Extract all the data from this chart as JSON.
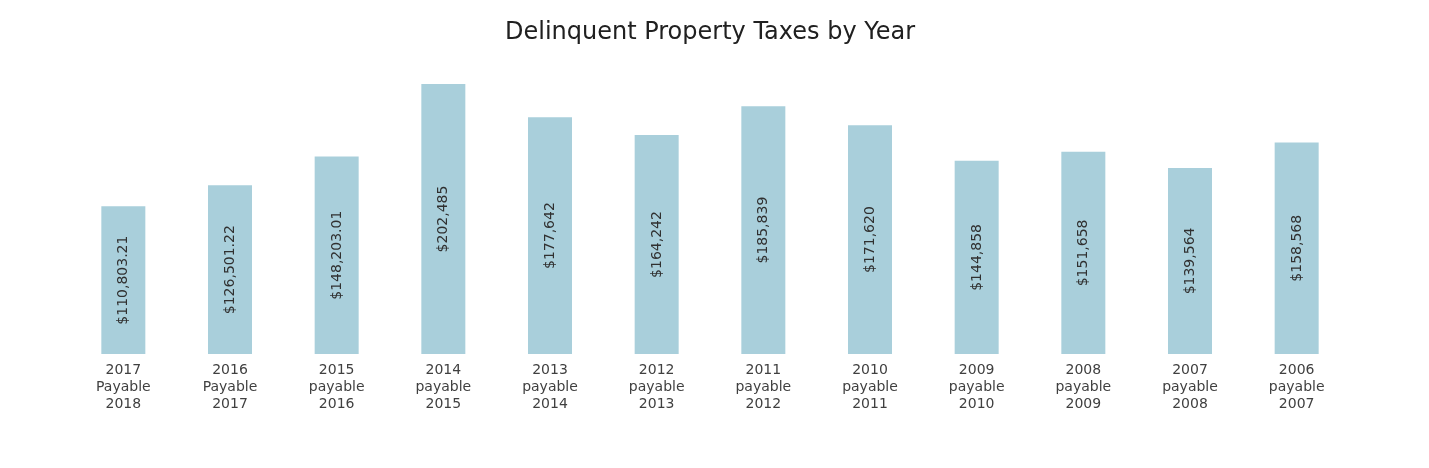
{
  "chart_data": {
    "type": "bar",
    "title": "Delinquent Property Taxes by Year",
    "categories": [
      "2017 Payable 2018",
      "2016 Payable 2017",
      "2015 payable 2016",
      "2014 payable 2015",
      "2013 payable 2014",
      "2012 payable 2013",
      "2011 payable 2012",
      "2010 payable 2011",
      "2009 payable 2010",
      "2008 payable 2009",
      "2007 payable 2008",
      "2006 payable 2007"
    ],
    "values": [
      110803.21,
      126501.22,
      148203.01,
      202485,
      177642,
      164242,
      185839,
      171620,
      144858,
      151658,
      139564,
      158568
    ],
    "value_labels": [
      "$110,803.21",
      "$126,501.22",
      "$148,203.01",
      "$202,485",
      "$177,642",
      "$164,242",
      "$185,839",
      "$171,620",
      "$144,858",
      "$151,658",
      "$139,564",
      "$158,568"
    ],
    "color": "#a9cfdb",
    "grid": false
  }
}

──────

BRIEF:
Print all of the records shown above exactly, leaving out each picture.

RESPONSE:
Extract all the data from this chart as JSON.
{
  "chart_data": {
    "type": "bar",
    "title": "Delinquent Property Taxes by Year",
    "categories": [
      "2017 Payable 2018",
      "2016 Payable 2017",
      "2015 payable 2016",
      "2014 payable 2015",
      "2013 payable 2014",
      "2012 payable 2013",
      "2011 payable 2012",
      "2010 payable 2011",
      "2009 payable 2010",
      "2008 payable 2009",
      "2007 payable 2008",
      "2006 payable 2007"
    ],
    "values": [
      110803.21,
      126501.22,
      148203.01,
      202485,
      177642,
      164242,
      185839,
      171620,
      144858,
      151658,
      139564,
      158568
    ],
    "value_labels": [
      "$110,803.21",
      "$126,501.22",
      "$148,203.01",
      "$202,485",
      "$177,642",
      "$164,242",
      "$185,839",
      "$171,620",
      "$144,858",
      "$151,658",
      "$139,564",
      "$158,568"
    ],
    "color": "#a9cfdb",
    "grid": false
  }
}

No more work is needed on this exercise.